-------- RAW RECORDS
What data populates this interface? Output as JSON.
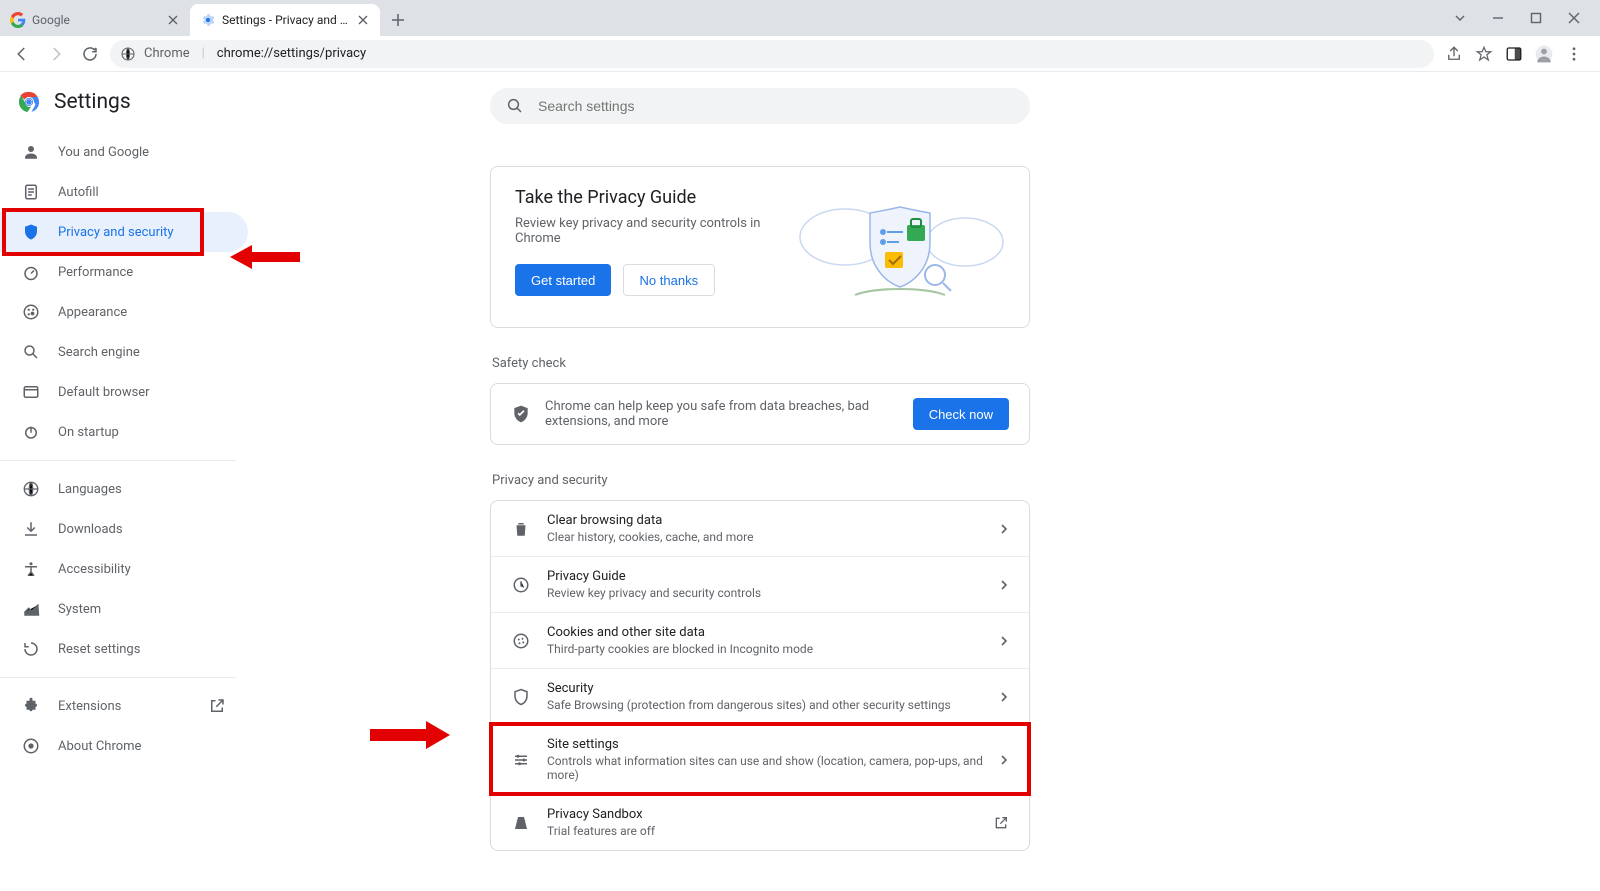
{
  "window": {
    "tabs": [
      {
        "title": "Google",
        "active": false
      },
      {
        "title": "Settings - Privacy and security",
        "active": true
      }
    ]
  },
  "omnibox": {
    "scheme_label": "Chrome",
    "url": "chrome://settings/privacy"
  },
  "brand": {
    "name": "Settings"
  },
  "nav": {
    "primary": [
      {
        "id": "you-and-google",
        "label": "You and Google"
      },
      {
        "id": "autofill",
        "label": "Autofill"
      },
      {
        "id": "privacy-and-security",
        "label": "Privacy and security",
        "active": true
      },
      {
        "id": "performance",
        "label": "Performance"
      },
      {
        "id": "appearance",
        "label": "Appearance"
      },
      {
        "id": "search-engine",
        "label": "Search engine"
      },
      {
        "id": "default-browser",
        "label": "Default browser"
      },
      {
        "id": "on-startup",
        "label": "On startup"
      }
    ],
    "secondary": [
      {
        "id": "languages",
        "label": "Languages"
      },
      {
        "id": "downloads",
        "label": "Downloads"
      },
      {
        "id": "accessibility",
        "label": "Accessibility"
      },
      {
        "id": "system",
        "label": "System"
      },
      {
        "id": "reset-settings",
        "label": "Reset settings"
      }
    ],
    "tertiary": [
      {
        "id": "extensions",
        "label": "Extensions",
        "external": true
      },
      {
        "id": "about-chrome",
        "label": "About Chrome"
      }
    ]
  },
  "search": {
    "placeholder": "Search settings"
  },
  "guide": {
    "title": "Take the Privacy Guide",
    "subtitle": "Review key privacy and security controls in Chrome",
    "primary_btn": "Get started",
    "ghost_btn": "No thanks"
  },
  "safety": {
    "heading": "Safety check",
    "text": "Chrome can help keep you safe from data breaches, bad extensions, and more",
    "btn": "Check now"
  },
  "ps": {
    "heading": "Privacy and security",
    "rows": [
      {
        "id": "clear-browsing-data",
        "title": "Clear browsing data",
        "sub": "Clear history, cookies, cache, and more"
      },
      {
        "id": "privacy-guide",
        "title": "Privacy Guide",
        "sub": "Review key privacy and security controls"
      },
      {
        "id": "cookies",
        "title": "Cookies and other site data",
        "sub": "Third-party cookies are blocked in Incognito mode"
      },
      {
        "id": "security",
        "title": "Security",
        "sub": "Safe Browsing (protection from dangerous sites) and other security settings"
      },
      {
        "id": "site-settings",
        "title": "Site settings",
        "sub": "Controls what information sites can use and show (location, camera, pop-ups, and more)",
        "highlight": true
      },
      {
        "id": "privacy-sandbox",
        "title": "Privacy Sandbox",
        "sub": "Trial features are off",
        "external": true
      }
    ]
  }
}
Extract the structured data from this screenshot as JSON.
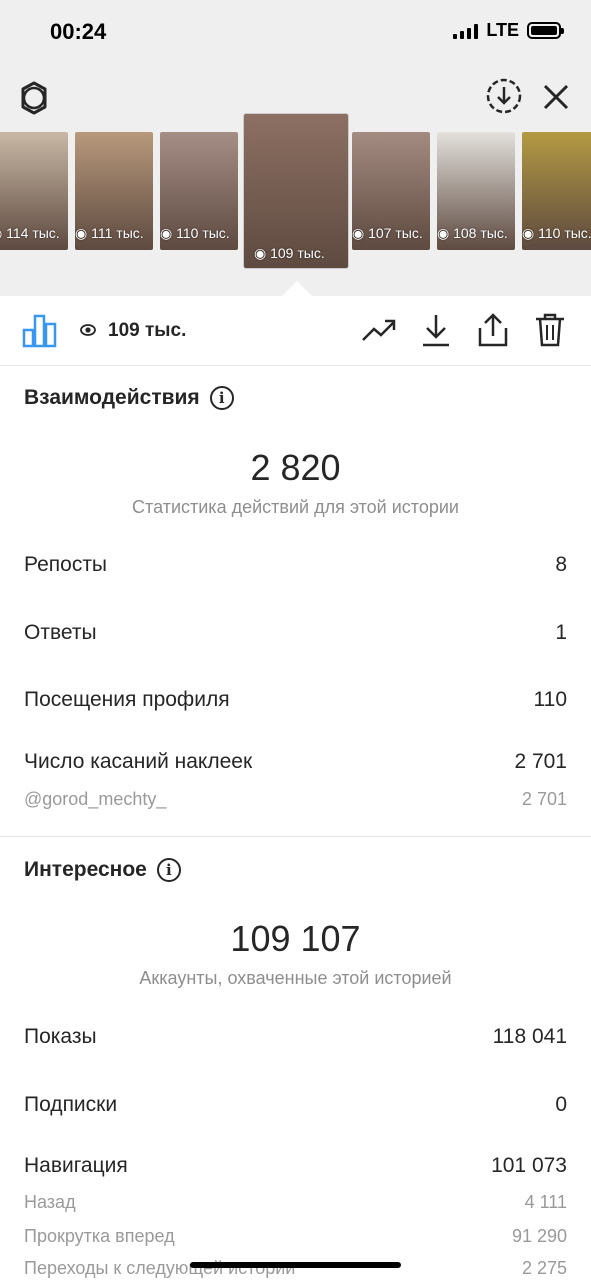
{
  "status_bar": {
    "time": "00:24",
    "network": "LTE"
  },
  "thumbnails": [
    {
      "views": "114 тыс.",
      "color": "#c9b8a6"
    },
    {
      "views": "111 тыс.",
      "color": "#b8997c"
    },
    {
      "views": "110 тыс.",
      "color": "#a58e86"
    },
    {
      "views": "109 тыс.",
      "color": "#8d7063",
      "active": true
    },
    {
      "views": "107 тыс.",
      "color": "#a48b82"
    },
    {
      "views": "108 тыс.",
      "color": "#e3e1dc"
    },
    {
      "views": "110 тыс.",
      "color": "#b49a42"
    }
  ],
  "toolbar": {
    "views": "109 тыс."
  },
  "interactions": {
    "title": "Взаимодействия",
    "total": "2 820",
    "caption": "Статистика действий для этой истории",
    "rows": [
      {
        "label": "Репосты",
        "value": "8"
      },
      {
        "label": "Ответы",
        "value": "1"
      },
      {
        "label": "Посещения профиля",
        "value": "110"
      },
      {
        "label": "Число касаний наклеек",
        "value": "2 701"
      }
    ],
    "sub_row": {
      "label": "@gorod_mechty_",
      "value": "2 701"
    }
  },
  "discovery": {
    "title": "Интересное",
    "total": "109 107",
    "caption": "Аккаунты, охваченные этой историей",
    "rows": [
      {
        "label": "Показы",
        "value": "118 041"
      },
      {
        "label": "Подписки",
        "value": "0"
      },
      {
        "label": "Навигация",
        "value": "101 073"
      }
    ],
    "nav_rows": [
      {
        "label": "Назад",
        "value": "4 111"
      },
      {
        "label": "Прокрутка вперед",
        "value": "91 290"
      },
      {
        "label": "Переходы к следующей истории",
        "value": "2 275"
      }
    ]
  },
  "colors": {
    "accent": "#3897f0",
    "text": "#262626",
    "muted": "#8e8e8e",
    "background_top": "#efefef"
  }
}
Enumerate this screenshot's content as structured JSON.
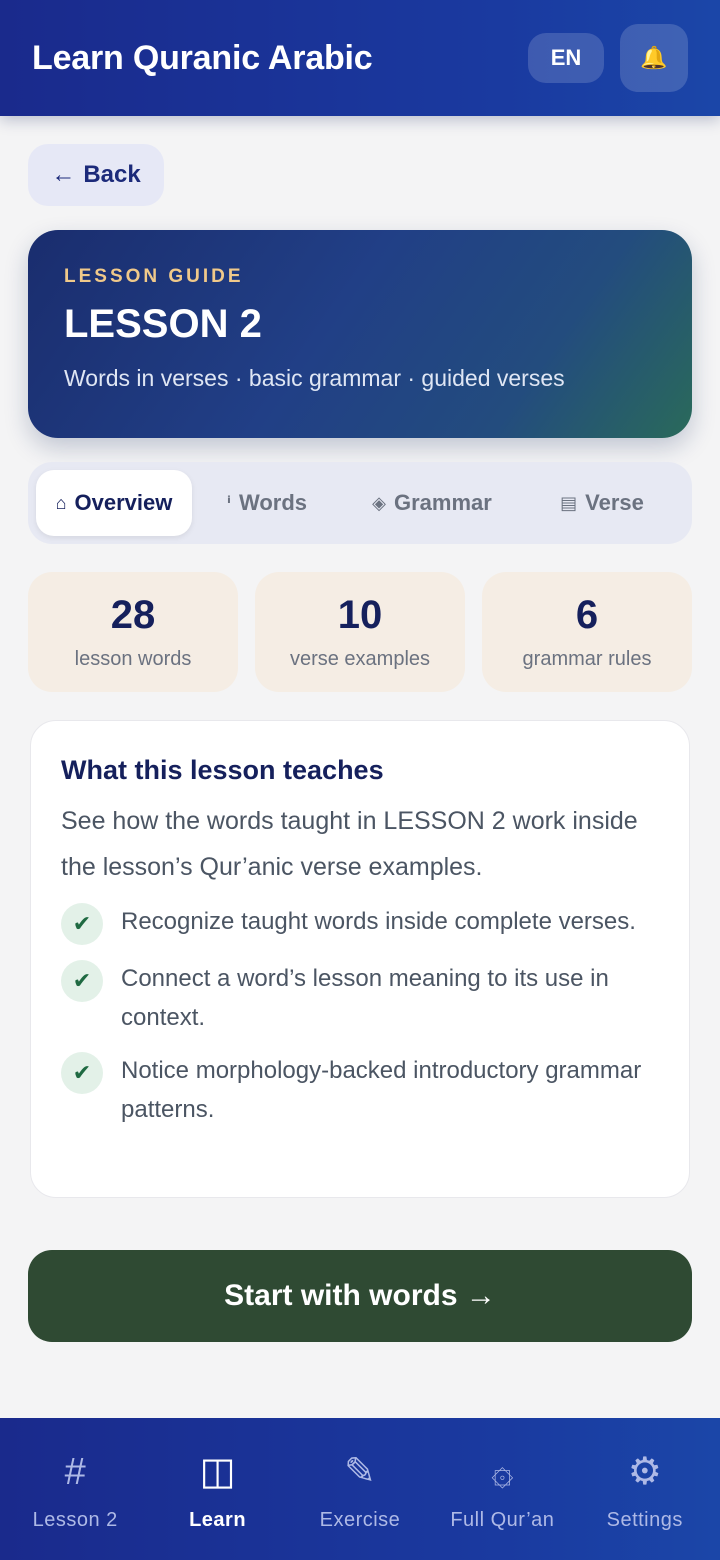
{
  "header": {
    "title": "Learn Quranic Arabic",
    "language_label": "EN",
    "notification_icon": "bell-icon"
  },
  "back": {
    "arrow": "←",
    "label": "Back"
  },
  "hero": {
    "kicker": "LESSON GUIDE",
    "title": "LESSON 2",
    "subtitle": "Words in verses · basic grammar · guided verses"
  },
  "tabs": [
    {
      "icon": "⌂",
      "label": "Overview",
      "active": true
    },
    {
      "icon": "ⁱ",
      "label": "Words",
      "active": false
    },
    {
      "icon": "◈",
      "label": "Grammar",
      "active": false
    },
    {
      "icon": "▤",
      "label": "Verse",
      "active": false
    }
  ],
  "stats": [
    {
      "value": "28",
      "label": "lesson words"
    },
    {
      "value": "10",
      "label": "verse examples"
    },
    {
      "value": "6",
      "label": "grammar rules"
    }
  ],
  "teach": {
    "title": "What this lesson teaches",
    "description": "See how the words taught in LESSON 2 work inside the lesson’s Qur’anic verse examples.",
    "points": [
      "Recognize taught words inside complete verses.",
      "Connect a word’s lesson meaning to its use in context.",
      "Notice morphology-backed introductory grammar patterns."
    ],
    "check_glyph": "✔"
  },
  "cta": {
    "label": "Start with words →"
  },
  "bottom_nav": [
    {
      "icon": "#",
      "label": "Lesson 2",
      "active": false
    },
    {
      "icon": "◫",
      "label": "Learn",
      "active": true
    },
    {
      "icon": "✎",
      "label": "Exercise",
      "active": false
    },
    {
      "icon": "۞",
      "label": "Full Qur’an",
      "active": false
    },
    {
      "icon": "⚙",
      "label": "Settings",
      "active": false
    }
  ],
  "colors": {
    "brand_blue": "#1a2a8c",
    "accent_gold": "#f0c98a",
    "cta_green": "#2f4a33",
    "stat_bg": "#f5ede4",
    "check_green": "#1f6a42"
  }
}
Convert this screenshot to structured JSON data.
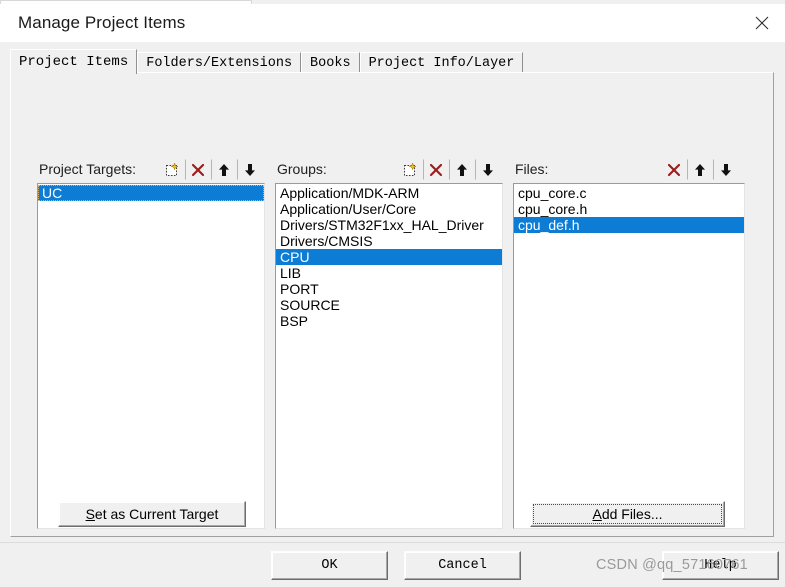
{
  "window": {
    "title": "Manage Project Items",
    "close_icon": "close-icon"
  },
  "tabs": [
    {
      "label": "Project Items",
      "active": true
    },
    {
      "label": "Folders/Extensions",
      "active": false
    },
    {
      "label": "Books",
      "active": false
    },
    {
      "label": "Project Info/Layer",
      "active": false
    }
  ],
  "columns": {
    "targets": {
      "label": "Project Targets:",
      "toolbar": [
        "new-item-icon",
        "delete-icon",
        "move-up-icon",
        "move-down-icon"
      ],
      "items": [
        {
          "label": "UC",
          "selected": true
        }
      ]
    },
    "groups": {
      "label": "Groups:",
      "toolbar": [
        "new-item-icon",
        "delete-icon",
        "move-up-icon",
        "move-down-icon"
      ],
      "items": [
        {
          "label": "Application/MDK-ARM",
          "selected": false
        },
        {
          "label": "Application/User/Core",
          "selected": false
        },
        {
          "label": "Drivers/STM32F1xx_HAL_Driver",
          "selected": false
        },
        {
          "label": "Drivers/CMSIS",
          "selected": false
        },
        {
          "label": "CPU",
          "selected": true
        },
        {
          "label": "LIB",
          "selected": false
        },
        {
          "label": "PORT",
          "selected": false
        },
        {
          "label": "SOURCE",
          "selected": false
        },
        {
          "label": "BSP",
          "selected": false
        }
      ]
    },
    "files": {
      "label": "Files:",
      "toolbar": [
        "delete-icon",
        "move-up-icon",
        "move-down-icon"
      ],
      "items": [
        {
          "label": "cpu_core.c",
          "selected": false
        },
        {
          "label": "cpu_core.h",
          "selected": false
        },
        {
          "label": "cpu_def.h",
          "selected": true
        }
      ]
    }
  },
  "buttons": {
    "set_current_target": {
      "accel": "S",
      "rest": "et as Current Target"
    },
    "add_files": {
      "accel": "A",
      "rest": "dd Files..."
    },
    "ok": "OK",
    "cancel": "Cancel",
    "help": "Help"
  },
  "watermark": "CSDN @qq_57160761",
  "colors": {
    "selection": "#0c7cd5",
    "delete_icon": "#9e1b1b",
    "face": "#f0f0f0"
  }
}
----------------
* [TO DO]: Each line that holds the word "Learn" should be extracted from the records.

* [EXERCISE OUTPUT]:
    "title": "Learn Quranic Arabic",
      "label": "Learn",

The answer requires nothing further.